RECORDS PROVIDED:
###
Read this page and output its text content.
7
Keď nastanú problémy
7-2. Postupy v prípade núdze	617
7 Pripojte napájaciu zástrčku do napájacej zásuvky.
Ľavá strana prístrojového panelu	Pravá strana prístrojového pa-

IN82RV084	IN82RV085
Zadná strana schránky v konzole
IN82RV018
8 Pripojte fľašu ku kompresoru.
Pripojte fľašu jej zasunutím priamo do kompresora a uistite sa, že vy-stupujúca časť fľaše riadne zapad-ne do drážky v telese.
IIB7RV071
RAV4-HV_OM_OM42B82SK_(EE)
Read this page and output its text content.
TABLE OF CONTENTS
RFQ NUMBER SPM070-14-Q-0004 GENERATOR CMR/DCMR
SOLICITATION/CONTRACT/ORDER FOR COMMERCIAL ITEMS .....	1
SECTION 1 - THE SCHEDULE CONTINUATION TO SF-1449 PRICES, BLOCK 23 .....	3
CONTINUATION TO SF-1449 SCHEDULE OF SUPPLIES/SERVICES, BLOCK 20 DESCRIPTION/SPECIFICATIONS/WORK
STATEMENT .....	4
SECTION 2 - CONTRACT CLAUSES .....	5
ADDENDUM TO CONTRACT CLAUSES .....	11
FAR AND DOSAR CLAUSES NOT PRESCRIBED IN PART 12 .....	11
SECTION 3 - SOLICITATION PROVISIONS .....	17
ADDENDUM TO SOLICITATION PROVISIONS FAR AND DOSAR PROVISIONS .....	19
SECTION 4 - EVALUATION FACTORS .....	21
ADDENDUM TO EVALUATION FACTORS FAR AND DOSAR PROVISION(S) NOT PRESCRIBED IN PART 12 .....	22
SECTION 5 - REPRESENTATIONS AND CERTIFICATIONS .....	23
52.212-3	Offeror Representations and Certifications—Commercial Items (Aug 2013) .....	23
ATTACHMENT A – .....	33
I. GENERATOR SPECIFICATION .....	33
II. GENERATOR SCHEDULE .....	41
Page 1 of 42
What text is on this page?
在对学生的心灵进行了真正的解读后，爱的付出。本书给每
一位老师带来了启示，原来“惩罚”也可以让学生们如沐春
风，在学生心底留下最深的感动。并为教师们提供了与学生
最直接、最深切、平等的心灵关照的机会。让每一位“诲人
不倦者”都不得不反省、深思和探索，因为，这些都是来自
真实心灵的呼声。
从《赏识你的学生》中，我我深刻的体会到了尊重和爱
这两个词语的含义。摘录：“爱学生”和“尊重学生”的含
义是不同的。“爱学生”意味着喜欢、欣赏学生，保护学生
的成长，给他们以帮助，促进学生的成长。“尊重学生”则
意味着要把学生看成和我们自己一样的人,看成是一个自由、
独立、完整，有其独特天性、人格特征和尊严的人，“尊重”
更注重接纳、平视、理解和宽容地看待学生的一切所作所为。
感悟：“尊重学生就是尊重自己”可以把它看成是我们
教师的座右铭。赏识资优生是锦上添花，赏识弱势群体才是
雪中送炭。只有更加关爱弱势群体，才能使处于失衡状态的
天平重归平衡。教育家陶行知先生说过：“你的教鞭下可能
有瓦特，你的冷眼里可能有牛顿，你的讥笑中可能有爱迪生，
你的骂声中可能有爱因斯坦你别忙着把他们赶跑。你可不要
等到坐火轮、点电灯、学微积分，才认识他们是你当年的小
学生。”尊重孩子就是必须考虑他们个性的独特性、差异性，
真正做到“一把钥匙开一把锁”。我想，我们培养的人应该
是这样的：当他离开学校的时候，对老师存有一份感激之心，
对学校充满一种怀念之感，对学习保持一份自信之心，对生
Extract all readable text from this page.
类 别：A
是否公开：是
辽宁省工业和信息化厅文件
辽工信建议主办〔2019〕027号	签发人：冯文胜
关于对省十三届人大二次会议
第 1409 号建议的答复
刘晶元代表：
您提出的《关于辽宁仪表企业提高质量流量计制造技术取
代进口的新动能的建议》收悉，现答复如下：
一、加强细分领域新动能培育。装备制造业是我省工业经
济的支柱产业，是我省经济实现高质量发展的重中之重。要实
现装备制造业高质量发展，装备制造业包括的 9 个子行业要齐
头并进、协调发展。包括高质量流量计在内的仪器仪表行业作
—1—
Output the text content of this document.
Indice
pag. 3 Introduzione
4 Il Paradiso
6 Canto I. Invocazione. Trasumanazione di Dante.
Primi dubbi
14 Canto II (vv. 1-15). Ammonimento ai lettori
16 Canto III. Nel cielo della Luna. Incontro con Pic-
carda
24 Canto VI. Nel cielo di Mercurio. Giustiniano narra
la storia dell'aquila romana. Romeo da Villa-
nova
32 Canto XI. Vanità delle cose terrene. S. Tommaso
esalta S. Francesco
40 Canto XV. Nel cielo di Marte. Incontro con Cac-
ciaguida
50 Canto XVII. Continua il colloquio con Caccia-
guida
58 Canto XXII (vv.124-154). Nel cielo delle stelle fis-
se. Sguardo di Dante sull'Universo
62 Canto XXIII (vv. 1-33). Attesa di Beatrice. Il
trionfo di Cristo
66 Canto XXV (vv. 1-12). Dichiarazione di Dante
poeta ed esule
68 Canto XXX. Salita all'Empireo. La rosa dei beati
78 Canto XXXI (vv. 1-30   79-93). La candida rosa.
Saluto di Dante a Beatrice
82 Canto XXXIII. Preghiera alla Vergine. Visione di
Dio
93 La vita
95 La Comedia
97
###
Extract every record. Keep wording exact.

Read this page and output its text content.
7
Keď nastanú problémy
7-2. Postupy v prípade núdze	617
7 Pripojte napájaciu zástrčku do napájacej zásuvky.
Ľavá strana prístrojového panelu	Pravá strana prístrojového pa-

IN82RV084	IN82RV085
Zadná strana schránky v konzole
IN82RV018
8 Pripojte fľašu ku kompresoru.
Pripojte fľašu jej zasunutím priamo do kompresora a uistite sa, že vy-stupujúca časť fľaše riadne zapad-ne do drážky v telese.
IIB7RV071
RAV4-HV_OM_OM42B82SK_(EE)
Read this page and output its text content.
TABLE OF CONTENTS
RFQ NUMBER SPM070-14-Q-0004 GENERATOR CMR/DCMR
SOLICITATION/CONTRACT/ORDER FOR COMMERCIAL ITEMS .....	1
SECTION 1 - THE SCHEDULE CONTINUATION TO SF-1449 PRICES, BLOCK 23 .....	3
CONTINUATION TO SF-1449 SCHEDULE OF SUPPLIES/SERVICES, BLOCK 20 DESCRIPTION/SPECIFICATIONS/WORK
STATEMENT .....	4
SECTION 2 - CONTRACT CLAUSES .....	5
ADDENDUM TO CONTRACT CLAUSES .....	11
FAR AND DOSAR CLAUSES NOT PRESCRIBED IN PART 12 .....	11
SECTION 3 - SOLICITATION PROVISIONS .....	17
ADDENDUM TO SOLICITATION PROVISIONS FAR AND DOSAR PROVISIONS .....	19
SECTION 4 - EVALUATION FACTORS .....	21
ADDENDUM TO EVALUATION FACTORS FAR AND DOSAR PROVISION(S) NOT PRESCRIBED IN PART 12 .....	22
SECTION 5 - REPRESENTATIONS AND CERTIFICATIONS .....	23
52.212-3	Offeror Representations and Certifications—Commercial Items (Aug 2013) .....	23
ATTACHMENT A – .....	33
I. GENERATOR SPECIFICATION .....	33
II. GENERATOR SCHEDULE .....	41
Page 1 of 42
What text is on this page?
在对学生的心灵进行了真正的解读后，爱的付出。本书给每
一位老师带来了启示，原来“惩罚”也可以让学生们如沐春
风，在学生心底留下最深的感动。并为教师们提供了与学生
最直接、最深切、平等的心灵关照的机会。让每一位“诲人
不倦者”都不得不反省、深思和探索，因为，这些都是来自
真实心灵的呼声。
从《赏识你的学生》中，我我深刻的体会到了尊重和爱
这两个词语的含义。摘录：“爱学生”和“尊重学生”的含
义是不同的。“爱学生”意味着喜欢、欣赏学生，保护学生
的成长，给他们以帮助，促进学生的成长。“尊重学生”则
意味着要把学生看成和我们自己一样的人,看成是一个自由、
独立、完整，有其独特天性、人格特征和尊严的人，“尊重”
更注重接纳、平视、理解和宽容地看待学生的一切所作所为。
感悟：“尊重学生就是尊重自己”可以把它看成是我们
教师的座右铭。赏识资优生是锦上添花，赏识弱势群体才是
雪中送炭。只有更加关爱弱势群体，才能使处于失衡状态的
天平重归平衡。教育家陶行知先生说过：“你的教鞭下可能
有瓦特，你的冷眼里可能有牛顿，你的讥笑中可能有爱迪生，
你的骂声中可能有爱因斯坦你别忙着把他们赶跑。你可不要
等到坐火轮、点电灯、学微积分，才认识他们是你当年的小
学生。”尊重孩子就是必须考虑他们个性的独特性、差异性，
真正做到“一把钥匙开一把锁”。我想，我们培养的人应该
是这样的：当他离开学校的时候，对老师存有一份感激之心，
对学校充满一种怀念之感，对学习保持一份自信之心，对生
Extract all readable text from this page.
类 别：A
是否公开：是
辽宁省工业和信息化厅文件
辽工信建议主办〔2019〕027号	签发人：冯文胜
关于对省十三届人大二次会议
第 1409 号建议的答复
刘晶元代表：
您提出的《关于辽宁仪表企业提高质量流量计制造技术取
代进口的新动能的建议》收悉，现答复如下：
一、加强细分领域新动能培育。装备制造业是我省工业经
济的支柱产业，是我省经济实现高质量发展的重中之重。要实
现装备制造业高质量发展，装备制造业包括的 9 个子行业要齐
头并进、协调发展。包括高质量流量计在内的仪器仪表行业作
—1—
Output the text content of this document.
Indice
pag. 3 Introduzione
4 Il Paradiso
6 Canto I. Invocazione. Trasumanazione di Dante.
Primi dubbi
14 Canto II (vv. 1-15). Ammonimento ai lettori
16 Canto III. Nel cielo della Luna. Incontro con Pic-
carda
24 Canto VI. Nel cielo di Mercurio. Giustiniano narra
la storia dell'aquila romana. Romeo da Villa-
nova
32 Canto XI. Vanità delle cose terrene. S. Tommaso
esalta S. Francesco
40 Canto XV. Nel cielo di Marte. Incontro con Cac-
ciaguida
50 Canto XVII. Continua il colloquio con Caccia-
guida
58 Canto XXII (vv.124-154). Nel cielo delle stelle fis-
se. Sguardo di Dante sull'Universo
62 Canto XXIII (vv. 1-33). Attesa di Beatrice. Il
trionfo di Cristo
66 Canto XXV (vv. 1-12). Dichiarazione di Dante
poeta ed esule
68 Canto XXX. Salita all'Empireo. La rosa dei beati
78 Canto XXXI (vv. 1-30   79-93). La candida rosa.
Saluto di Dante a Beatrice
82 Canto XXXIII. Preghiera alla Vergine. Visione di
Dio
93 La vita
95 La Comedia
97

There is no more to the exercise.